- **What to do**
Find the number of lines below in which the word "chevron" appears, and write that number only.

- **Supplied information**
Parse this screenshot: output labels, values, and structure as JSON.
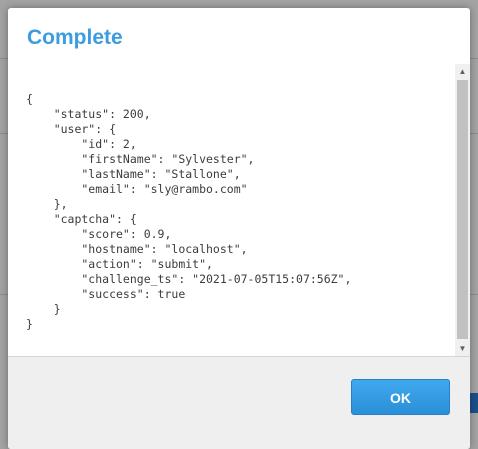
{
  "dialog": {
    "title": "Complete",
    "ok_label": "OK",
    "response_json": "{\n    \"status\": 200,\n    \"user\": {\n        \"id\": 2,\n        \"firstName\": \"Sylvester\",\n        \"lastName\": \"Stallone\",\n        \"email\": \"sly@rambo.com\"\n    },\n    \"captcha\": {\n        \"score\": 0.9,\n        \"hostname\": \"localhost\",\n        \"action\": \"submit\",\n        \"challenge_ts\": \"2021-07-05T15:07:56Z\",\n        \"success\": true\n    }\n}"
  },
  "scrollbar": {
    "up_icon": "chevron-up",
    "down_icon": "chevron-down"
  },
  "colors": {
    "title": "#3b9de0",
    "button": "#2a8fd8",
    "overlay": "#9a9a9a"
  }
}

- **Solution to the exercise**
2